→ **PROBLEM STATEMENT**: Collect each line of the records containing the string "from".

→ **THE DATA**:

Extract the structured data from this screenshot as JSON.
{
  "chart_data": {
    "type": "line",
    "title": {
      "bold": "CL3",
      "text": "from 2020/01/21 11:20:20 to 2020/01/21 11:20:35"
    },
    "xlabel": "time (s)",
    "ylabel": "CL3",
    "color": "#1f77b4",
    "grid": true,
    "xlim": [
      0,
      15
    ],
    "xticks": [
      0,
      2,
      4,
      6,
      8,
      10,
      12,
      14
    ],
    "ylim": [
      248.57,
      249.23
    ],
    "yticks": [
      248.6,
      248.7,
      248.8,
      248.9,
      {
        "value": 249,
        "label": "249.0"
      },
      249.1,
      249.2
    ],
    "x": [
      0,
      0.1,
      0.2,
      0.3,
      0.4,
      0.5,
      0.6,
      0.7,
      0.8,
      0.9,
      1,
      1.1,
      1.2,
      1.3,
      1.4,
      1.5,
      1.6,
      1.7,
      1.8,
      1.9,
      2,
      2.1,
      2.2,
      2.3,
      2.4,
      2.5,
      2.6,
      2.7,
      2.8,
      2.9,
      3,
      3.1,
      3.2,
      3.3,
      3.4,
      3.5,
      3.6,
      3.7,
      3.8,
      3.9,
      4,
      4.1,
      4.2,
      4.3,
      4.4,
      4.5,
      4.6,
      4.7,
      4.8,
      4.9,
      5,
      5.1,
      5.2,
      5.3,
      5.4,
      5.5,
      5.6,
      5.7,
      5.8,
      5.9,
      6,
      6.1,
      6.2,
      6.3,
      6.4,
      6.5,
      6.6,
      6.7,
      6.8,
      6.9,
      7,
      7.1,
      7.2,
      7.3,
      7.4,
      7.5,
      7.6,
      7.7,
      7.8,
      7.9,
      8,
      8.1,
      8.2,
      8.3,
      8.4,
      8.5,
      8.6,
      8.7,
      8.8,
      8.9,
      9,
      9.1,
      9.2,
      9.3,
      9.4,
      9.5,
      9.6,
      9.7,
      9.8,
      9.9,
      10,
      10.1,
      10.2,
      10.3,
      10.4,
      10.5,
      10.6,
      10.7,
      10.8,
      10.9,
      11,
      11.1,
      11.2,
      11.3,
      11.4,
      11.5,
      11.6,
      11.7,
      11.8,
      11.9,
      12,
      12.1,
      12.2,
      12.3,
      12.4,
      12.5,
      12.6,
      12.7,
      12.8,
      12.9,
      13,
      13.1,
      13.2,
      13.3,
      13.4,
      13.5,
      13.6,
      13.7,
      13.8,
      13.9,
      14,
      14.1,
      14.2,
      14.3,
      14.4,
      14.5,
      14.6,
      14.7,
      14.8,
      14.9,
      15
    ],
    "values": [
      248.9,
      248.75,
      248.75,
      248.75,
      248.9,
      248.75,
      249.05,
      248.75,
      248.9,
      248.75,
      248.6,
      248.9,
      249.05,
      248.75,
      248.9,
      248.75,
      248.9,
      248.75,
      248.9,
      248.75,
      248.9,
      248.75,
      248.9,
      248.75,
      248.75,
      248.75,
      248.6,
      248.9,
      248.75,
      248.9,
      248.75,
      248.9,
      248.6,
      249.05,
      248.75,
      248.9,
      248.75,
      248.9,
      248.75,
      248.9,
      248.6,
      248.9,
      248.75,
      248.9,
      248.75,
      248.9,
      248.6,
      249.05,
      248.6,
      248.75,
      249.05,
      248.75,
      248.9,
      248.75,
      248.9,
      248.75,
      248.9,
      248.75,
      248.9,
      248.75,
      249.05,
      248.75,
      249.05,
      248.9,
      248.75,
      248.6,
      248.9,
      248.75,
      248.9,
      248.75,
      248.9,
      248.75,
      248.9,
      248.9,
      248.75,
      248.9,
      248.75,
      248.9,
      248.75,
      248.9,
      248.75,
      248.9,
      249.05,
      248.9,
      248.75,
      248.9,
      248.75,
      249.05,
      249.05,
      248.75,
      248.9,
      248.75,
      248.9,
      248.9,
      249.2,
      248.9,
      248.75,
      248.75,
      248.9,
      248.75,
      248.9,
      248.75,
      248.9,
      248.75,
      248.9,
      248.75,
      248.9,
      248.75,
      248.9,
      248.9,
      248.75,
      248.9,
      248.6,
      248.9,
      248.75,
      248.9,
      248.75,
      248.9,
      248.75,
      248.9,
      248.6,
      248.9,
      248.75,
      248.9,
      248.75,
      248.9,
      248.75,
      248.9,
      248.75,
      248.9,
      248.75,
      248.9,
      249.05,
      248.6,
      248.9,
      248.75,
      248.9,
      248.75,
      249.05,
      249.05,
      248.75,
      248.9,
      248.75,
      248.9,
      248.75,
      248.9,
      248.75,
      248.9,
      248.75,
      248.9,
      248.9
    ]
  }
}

→ **FINISHED TASK**:
Extract the structured data from this screenshot as JSON.
      "text": "from 2020/01/21 11:20:20 to 2020/01/21 11:20:35"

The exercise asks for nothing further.